*Task requirements*: Transcribe all of the records word for word, but omit the pictures.

*Data excerpts*:
»»

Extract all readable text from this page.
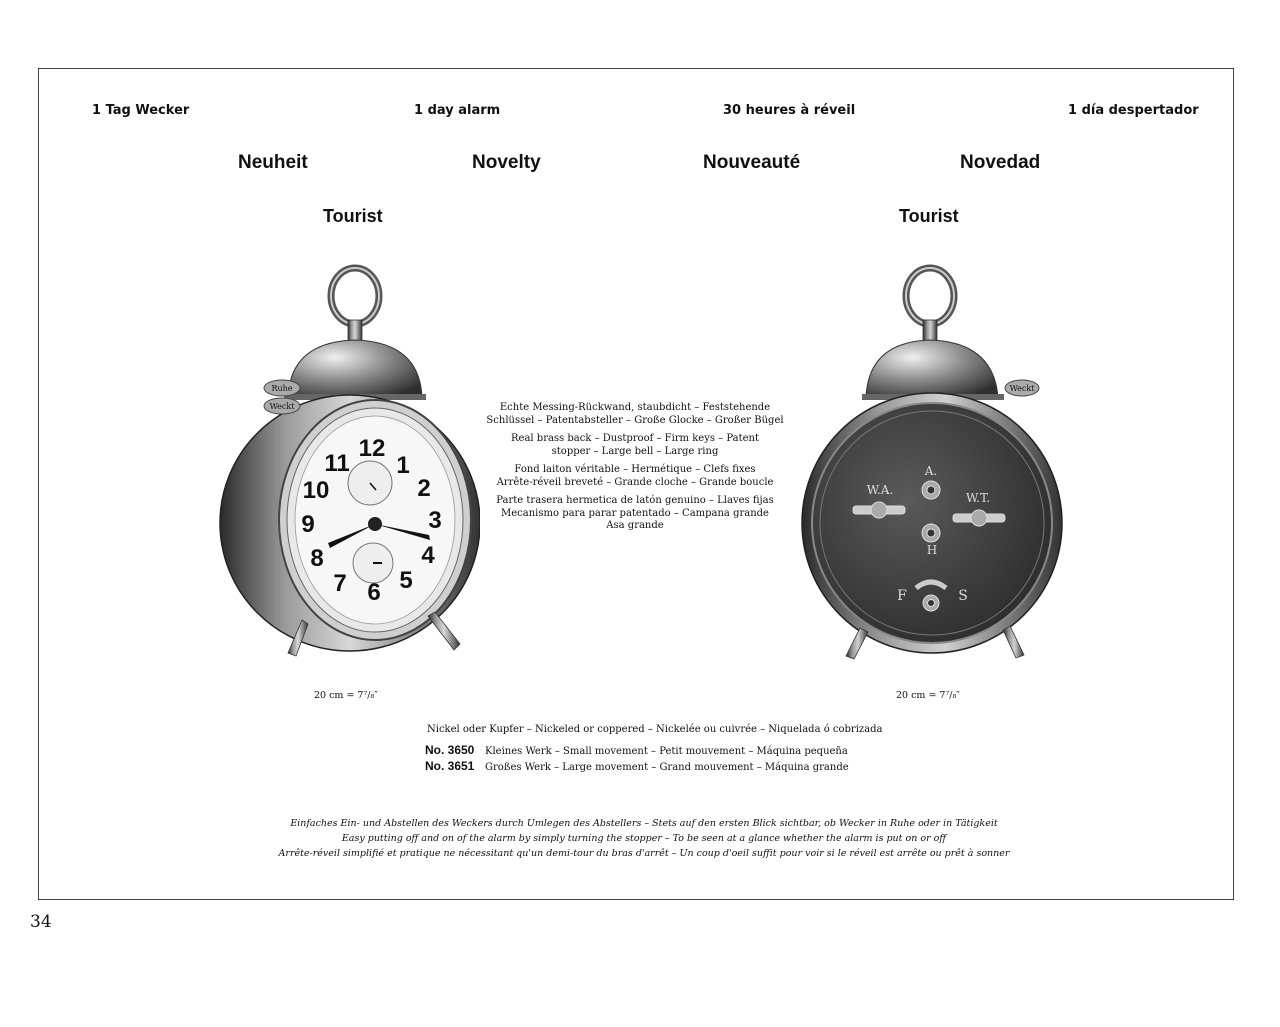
1 Tag Wecker	1 day alarm	30 heures à réveil	1 día despertador
Neuheit	Novelty	Nouveauté	Novedad
Tourist	Tourist
12
1
2
3
4
5
6
7
8
9
10
11
Ruhe
Weckt
Weckt
A.
W.A.
W.T.
H
F	S

Echte Messing-Rückwand, staubdicht – Feststehende
Schlüssel – Patentabsteller – Große Glocke – Großer Bügel

Real brass back – Dustproof – Firm keys – Patent
stopper – Large bell – Large ring

Fond laiton véritable – Hermétique – Clefs fixes
Arrête-réveil breveté – Grande cloche – Grande boucle

Parte trasera hermetica de latón genuino – Llaves fijas
Mecanismo para parar patentado – Campana grande
Asa grande

20 cm = 7⁷/₈″	20 cm = 7⁷/₈″
Nickel oder Kupfer – Nickeled or coppered – Nickelée ou cuivrée – Niquelada ó cobrizada
No. 3650 Kleines Werk – Small movement – Petit mouvement – Máquina pequeña
No. 3651 Großes Werk – Large movement – Grand mouvement – Máquina grande
Einfaches Ein- und Abstellen des Weckers durch Umlegen des Abstellers – Stets auf den ersten Blick sichtbar, ob Wecker in Ruhe oder in Tätigkeit
Easy putting off and on of the alarm by simply turning the stopper – To be seen at a glance whether the alarm is put on or off
Arrête-réveil simplifié et pratique ne nécessitant qu'un demi-tour du bras d'arrêt – Un coup d'oeil suffit pour voir si le réveil est arrête ou prêt à sonner
34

««

*The completed task*:
Extract all readable text from this page.
1 Tag Wecker	1 day alarm	30 heures à réveil	1 día despertador
Neuheit	Novelty	Nouveauté	Novedad
Tourist	Tourist
12
1
2
3
4
5
6
7
8
9
10
11
Ruhe
Weckt
Weckt
A.
W.A.
W.T.
H
F	S

Echte Messing-Rückwand, staubdicht – Feststehende
Schlüssel – Patentabsteller – Große Glocke – Großer Bügel

Real brass back – Dustproof – Firm keys – Patent
stopper – Large bell – Large ring

Fond laiton véritable – Hermétique – Clefs fixes
Arrête-réveil breveté – Grande cloche – Grande boucle

Parte trasera hermetica de latón genuino – Llaves fijas
Mecanismo para parar patentado – Campana grande
Asa grande

20 cm = 7⁷/₈″	20 cm = 7⁷/₈″
Nickel oder Kupfer – Nickeled or coppered – Nickelée ou cuivrée – Niquelada ó cobrizada
No. 3650 Kleines Werk – Small movement – Petit mouvement – Máquina pequeña
No. 3651 Großes Werk – Large movement – Grand mouvement – Máquina grande
Einfaches Ein- und Abstellen des Weckers durch Umlegen des Abstellers – Stets auf den ersten Blick sichtbar, ob Wecker in Ruhe oder in Tätigkeit
Easy putting off and on of the alarm by simply turning the stopper – To be seen at a glance whether the alarm is put on or off
Arrête-réveil simplifié et pratique ne nécessitant qu'un demi-tour du bras d'arrêt – Un coup d'oeil suffit pour voir si le réveil est arrête ou prêt à sonner
34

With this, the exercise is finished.